## Exercise
From the entries below, copy every line holding the word "similar".
--- begin ---
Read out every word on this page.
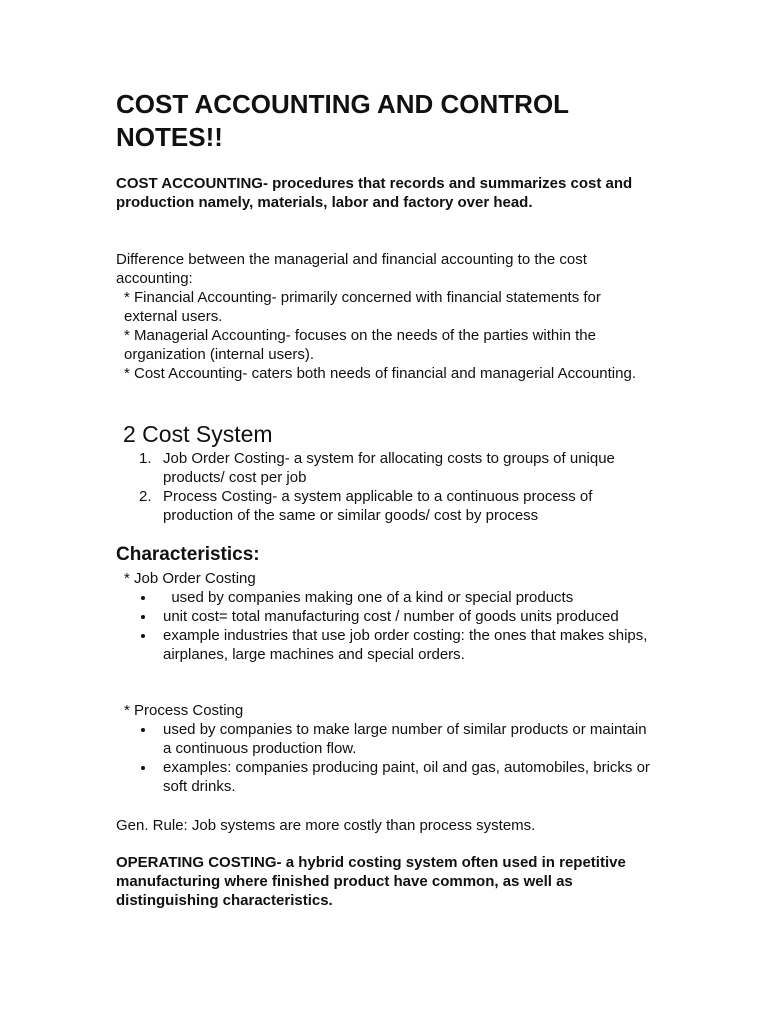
COST ACCOUNTING AND CONTROL NOTES!!

COST ACCOUNTING- procedures that records and summarizes cost and production namely, materials, labor and factory over head.

Difference between the managerial and financial accounting to the cost accounting:

* Financial Accounting- primarily concerned with financial statements for external users.

* Managerial Accounting- focuses on the needs of the parties within the organization (internal users).

* Cost Accounting- caters both needs of financial and managerial Accounting.

2 Cost System
1. Job Order Costing- a system for allocating costs to groups of unique products/ cost per job
2. Process Costing- a system applicable to a continuous process of production of the same or similar goods/ cost by process
Characteristics:

* Job Order Costing

used by companies making one of a kind or special products
unit cost= total manufacturing cost / number of goods units produced
example industries that use job order costing: the ones that makes ships, airplanes, large machines and special orders.

* Process Costing

used by companies to make large number of similar products or maintain a continuous production flow.
examples: companies producing paint, oil and gas, automobiles, bricks or soft drinks.

Gen. Rule: Job systems are more costly than process systems.

OPERATING COSTING- a hybrid costing system often used in repetitive manufacturing where finished product have common, as well as distinguishing characteristics.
--- end ---
## Task answer
2. Process Costing- a system applicable to a continuous process of production of the same or similar goods/ cost by process
used by companies to make large number of similar products or maintain a continuous production flow.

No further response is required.